Begin Records provided
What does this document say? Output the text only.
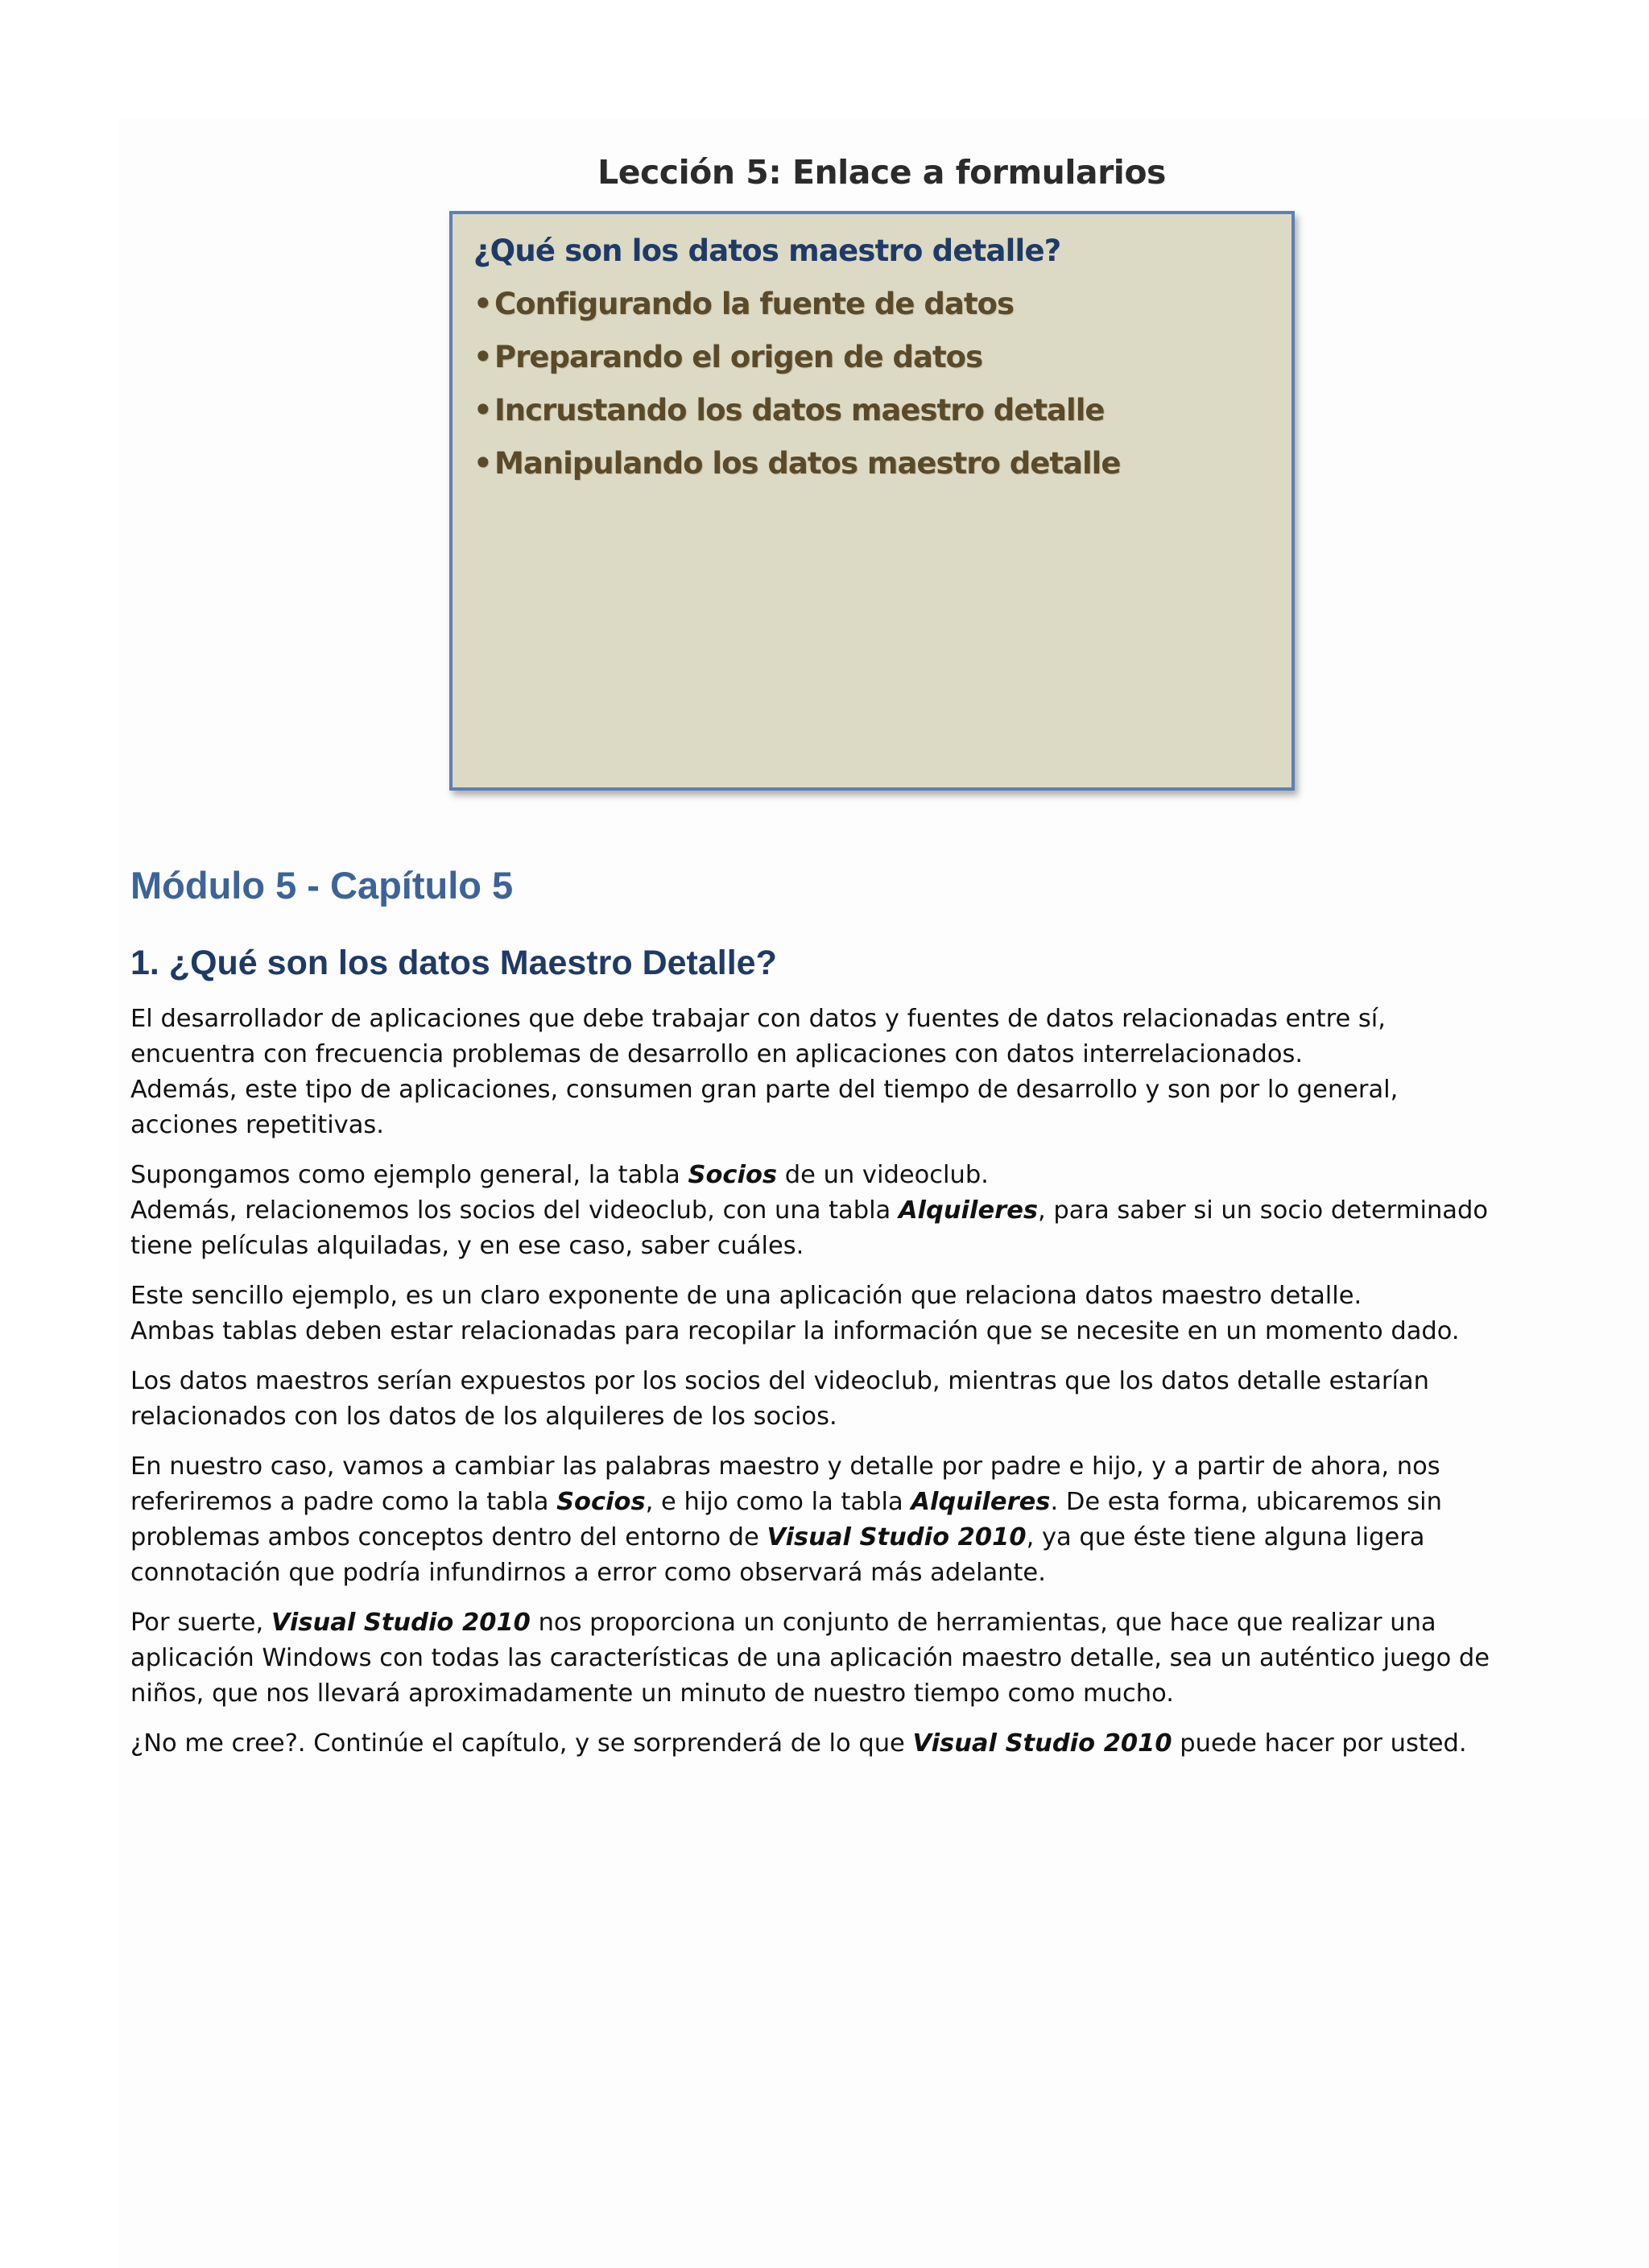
Lección 5: Enlace a formularios
¿Qué son los datos maestro detalle?
•Configurando la fuente de datos
•Preparando el origen de datos
•Incrustando los datos maestro detalle
•Manipulando los datos maestro detalle
Módulo 5 - Capítulo 5
1. ¿Qué son los datos Maestro Detalle?

El desarrollador de aplicaciones que debe trabajar con datos y fuentes de datos relacionadas entre sí,
encuentra con frecuencia problemas de desarrollo en aplicaciones con datos interrelacionados.
Además, este tipo de aplicaciones, consumen gran parte del tiempo de desarrollo y son por lo general,
acciones repetitivas.

Supongamos como ejemplo general, la tabla Socios de un videoclub.
Además, relacionemos los socios del videoclub, con una tabla Alquileres, para saber si un socio determinado
tiene películas alquiladas, y en ese caso, saber cuáles.

Este sencillo ejemplo, es un claro exponente de una aplicación que relaciona datos maestro detalle.
Ambas tablas deben estar relacionadas para recopilar la información que se necesite en un momento dado.

Los datos maestros serían expuestos por los socios del videoclub, mientras que los datos detalle estarían
relacionados con los datos de los alquileres de los socios.

En nuestro caso, vamos a cambiar las palabras maestro y detalle por padre e hijo, y a partir de ahora, nos
referiremos a padre como la tabla Socios, e hijo como la tabla Alquileres. De esta forma, ubicaremos sin
problemas ambos conceptos dentro del entorno de Visual Studio 2010, ya que éste tiene alguna ligera
connotación que podría infundirnos a error como observará más adelante.

Por suerte, Visual Studio 2010 nos proporciona un conjunto de herramientas, que hace que realizar una
aplicación Windows con todas las características de una aplicación maestro detalle, sea un auténtico juego de
niños, que nos llevará aproximadamente un minuto de nuestro tiempo como mucho.

¿No me cree?. Continúe el capítulo, y se sorprenderá de lo que Visual Studio 2010 puede hacer por usted.
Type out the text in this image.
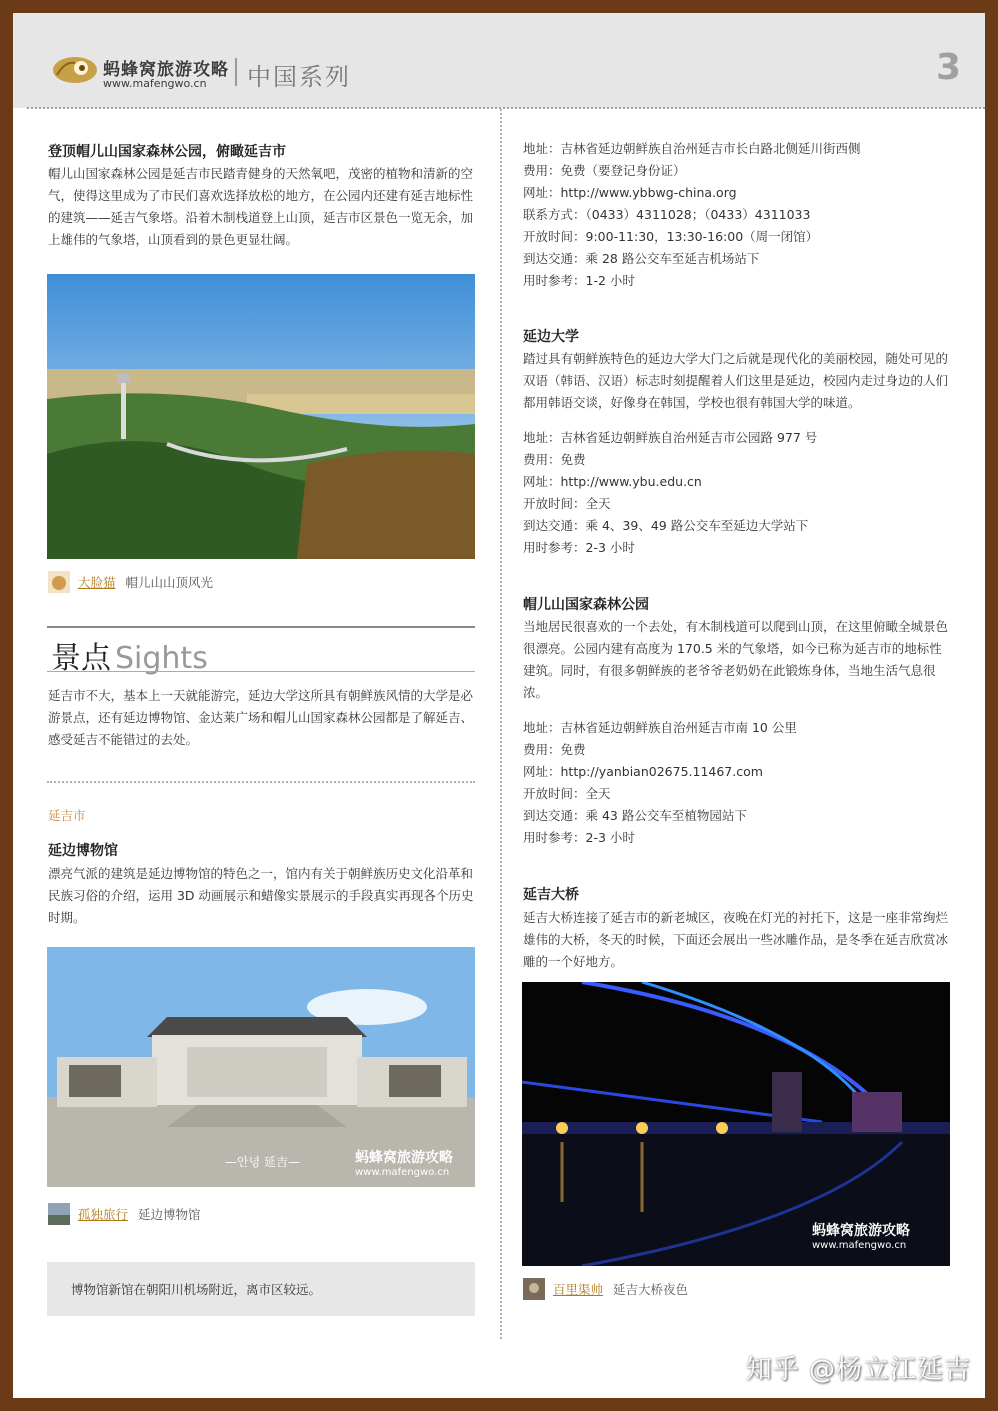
蚂蜂窝旅游攻略
www.mafengwo.cn 中国系列	3
登顶帽儿山国家森林公园，俯瞰延吉市
帽儿山国家森林公园是延吉市民踏青健身的天然氧吧，茂密的植物和清新的空气，使得这里成为了市民们喜欢选择放松的地方，在公园内还建有延吉地标性的建筑——延吉气象塔。沿着木制栈道登上山顶，延吉市区景色一览无余，加上雄伟的气象塔，山顶看到的景色更显壮阔。
大脸猫 帽儿山山顶风光
景点 Sights
延吉市不大，基本上一天就能游完，延边大学这所具有朝鲜族风情的大学是必游景点，还有延边博物馆、金达莱广场和帽儿山国家森林公园都是了解延吉、感受延吉不能错过的去处。
延吉市
延边博物馆
漂亮气派的建筑是延边博物馆的特色之一，馆内有关于朝鲜族历史文化沿革和民族习俗的介绍，运用 3D 动画展示和蜡像实景展示的手段真实再现各个历史时期。
—안녕 延吉—	蚂蜂窝旅游攻略
www.mafengwo.cn
孤独旅行 延边博物馆
博物馆新馆在朝阳川机场附近，离市区较远。
地址：吉林省延边朝鲜族自治州延吉市长白路北侧延川街西侧
费用：免费（要登记身份证）
网址：http://www.ybbwg-china.org
联系方式：（0433）4311028；（0433）4311033
开放时间：9:00-11:30，13:30-16:00（周一闭馆）
到达交通：乘 28 路公交车至延吉机场站下
用时参考：1-2 小时
延边大学
踏过具有朝鲜族特色的延边大学大门之后就是现代化的美丽校园，随处可见的双语（韩语、汉语）标志时刻提醒着人们这里是延边，校园内走过身边的人们都用韩语交谈，好像身在韩国，学校也很有韩国大学的味道。
地址：吉林省延边朝鲜族自治州延吉市公园路 977 号
费用：免费
网址：http://www.ybu.edu.cn
开放时间：全天
到达交通：乘 4、39、49 路公交车至延边大学站下
用时参考：2-3 小时
帽儿山国家森林公园
当地居民很喜欢的一个去处，有木制栈道可以爬到山顶，在这里俯瞰全城景色很漂亮。公园内建有高度为 170.5 米的气象塔，如今已称为延吉市的地标性建筑。同时，有很多朝鲜族的老爷爷老奶奶在此锻炼身体，当地生活气息很浓。
地址：吉林省延边朝鲜族自治州延吉市南 10 公里
费用：免费
网址：http://yanbian02675.11467.com
开放时间：全天
到达交通：乘 43 路公交车至植物园站下
用时参考：2-3 小时
延吉大桥
延吉大桥连接了延吉市的新老城区，夜晚在灯光的衬托下，这是一座非常绚烂雄伟的大桥，冬天的时候，下面还会展出一些冰雕作品，是冬季在延吉欣赏冰雕的一个好地方。
蚂蜂窝旅游攻略
www.mafengwo.cn
百里渠帅 延吉大桥夜色
知乎 @杨立江延吉
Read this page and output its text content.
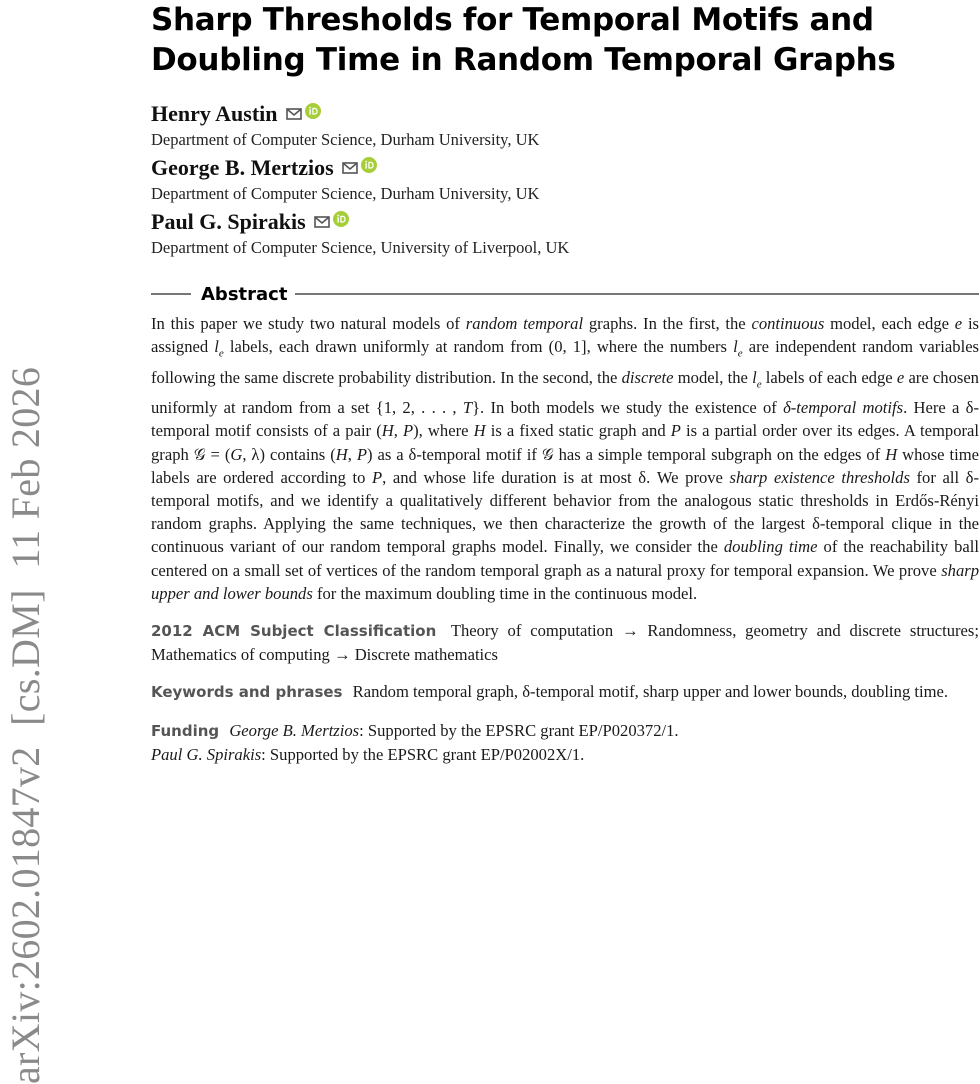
arXiv:2602.01847v2  [cs.DM]  11 Feb 2026
Sharp Thresholds for Temporal Motifs and
Doubling Time in Random Temporal Graphs
Henry Austin
Department of Computer Science, Durham University, UK
George B. Mertzios
Department of Computer Science, Durham University, UK
Paul G. Spirakis
Department of Computer Science, University of Liverpool, UK
Abstract
In this paper we study two natural models of random temporal graphs. In the first, the continuous model, each edge e is assigned $l_e$ labels, each drawn uniformly at random from (0, 1], where the numbers $l_e$ are independent random variables following the same discrete probability distribution. In the second, the discrete model, the $l_e$ labels of each edge e are chosen uniformly at random from a set {1, 2, . . . , T}. In both models we study the existence of δ-temporal motifs. Here a δ-temporal motif consists of a pair (H, P), where H is a fixed static graph and P is a partial order over its edges. A temporal graph 𝒢 = (G, λ) contains (H, P) as a δ-temporal motif if 𝒢 has a simple temporal subgraph on the edges of H whose time labels are ordered according to P, and whose life duration is at most δ. We prove sharp existence thresholds for all δ-temporal motifs, and we identify a qualitatively different behavior from the analogous static thresholds in Erdős-Rényi random graphs. Applying the same techniques, we then characterize the growth of the largest δ-temporal clique in the continuous variant of our random temporal graphs model. Finally, we consider the doubling time of the reachability ball centered on a small set of vertices of the random temporal graph as a natural proxy for temporal expansion. We prove sharp upper and lower bounds for the maximum doubling time in the continuous model.
2012 ACM Subject Classification Theory of computation → Randomness, geometry and discrete structures; Mathematics of computing → Discrete mathematics
Keywords and phrases Random temporal graph, δ-temporal motif, sharp upper and lower bounds, doubling time.
Funding George B. Mertzios: Supported by the EPSRC grant EP/P020372/1.
Paul G. Spirakis: Supported by the EPSRC grant EP/P02002X/1.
End Records provided
→ **Written problem**
Copy out all lines that carry the word "hijo".

→ **Answer to this problem**
En nuestro caso, vamos a cambiar las palabras maestro y detalle por padre e hijo, y a partir de ahora, nos
referiremos a padre como la tabla Socios, e hijo como la tabla Alquileres. De esta forma, ubicaremos sin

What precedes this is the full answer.